══ PROVIDED INFORMATION
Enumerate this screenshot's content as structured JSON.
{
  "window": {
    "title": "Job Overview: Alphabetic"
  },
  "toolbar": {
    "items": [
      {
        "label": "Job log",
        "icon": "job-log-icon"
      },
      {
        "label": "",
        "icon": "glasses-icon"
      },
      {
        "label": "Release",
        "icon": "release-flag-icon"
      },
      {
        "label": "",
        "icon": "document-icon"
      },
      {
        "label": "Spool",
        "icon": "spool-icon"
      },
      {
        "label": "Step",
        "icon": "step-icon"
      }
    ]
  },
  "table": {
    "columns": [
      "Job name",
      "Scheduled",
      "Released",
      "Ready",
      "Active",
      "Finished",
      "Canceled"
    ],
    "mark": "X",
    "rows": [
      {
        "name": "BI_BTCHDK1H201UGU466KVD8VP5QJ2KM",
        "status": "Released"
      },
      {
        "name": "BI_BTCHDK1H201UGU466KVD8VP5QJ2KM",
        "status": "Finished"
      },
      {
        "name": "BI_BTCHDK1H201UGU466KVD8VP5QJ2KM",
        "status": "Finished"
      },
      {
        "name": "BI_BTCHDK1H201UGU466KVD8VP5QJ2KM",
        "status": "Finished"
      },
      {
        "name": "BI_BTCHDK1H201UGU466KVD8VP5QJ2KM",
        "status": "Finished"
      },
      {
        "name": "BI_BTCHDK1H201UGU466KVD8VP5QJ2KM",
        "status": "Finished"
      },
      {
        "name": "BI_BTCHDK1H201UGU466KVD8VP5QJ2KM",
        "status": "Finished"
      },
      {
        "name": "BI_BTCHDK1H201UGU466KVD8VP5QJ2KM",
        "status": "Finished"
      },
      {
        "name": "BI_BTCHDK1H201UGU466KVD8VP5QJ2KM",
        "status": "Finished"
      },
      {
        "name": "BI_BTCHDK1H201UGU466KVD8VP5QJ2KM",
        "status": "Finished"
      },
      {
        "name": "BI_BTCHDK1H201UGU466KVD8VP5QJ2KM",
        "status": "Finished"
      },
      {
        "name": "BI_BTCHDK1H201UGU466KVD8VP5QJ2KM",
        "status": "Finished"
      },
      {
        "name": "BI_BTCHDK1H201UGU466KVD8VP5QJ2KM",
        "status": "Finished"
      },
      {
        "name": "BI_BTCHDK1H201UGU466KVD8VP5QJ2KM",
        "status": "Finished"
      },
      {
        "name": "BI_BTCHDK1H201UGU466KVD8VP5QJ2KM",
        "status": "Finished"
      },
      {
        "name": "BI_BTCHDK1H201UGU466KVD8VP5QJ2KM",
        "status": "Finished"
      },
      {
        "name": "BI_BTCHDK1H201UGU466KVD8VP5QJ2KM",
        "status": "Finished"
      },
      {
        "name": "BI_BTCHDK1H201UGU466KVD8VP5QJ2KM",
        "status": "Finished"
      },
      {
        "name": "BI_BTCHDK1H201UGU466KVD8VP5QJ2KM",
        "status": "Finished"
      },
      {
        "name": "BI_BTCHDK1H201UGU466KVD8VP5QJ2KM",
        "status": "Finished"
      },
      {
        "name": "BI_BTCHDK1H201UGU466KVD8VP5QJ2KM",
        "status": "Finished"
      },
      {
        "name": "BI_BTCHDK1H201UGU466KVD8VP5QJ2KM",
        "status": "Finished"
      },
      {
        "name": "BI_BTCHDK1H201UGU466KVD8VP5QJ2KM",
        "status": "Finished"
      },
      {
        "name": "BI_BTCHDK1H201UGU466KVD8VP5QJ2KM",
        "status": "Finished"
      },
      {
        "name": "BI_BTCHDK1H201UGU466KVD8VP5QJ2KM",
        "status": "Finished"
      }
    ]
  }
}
════
CHALLENGE: Search the lines for "label". Copy each line that has it.

RESULT OF THIS TASK:
        "label": "Job log",
        "label": "",
        "label": "Release",
        "label": "",
        "label": "Spool",
        "label": "Step",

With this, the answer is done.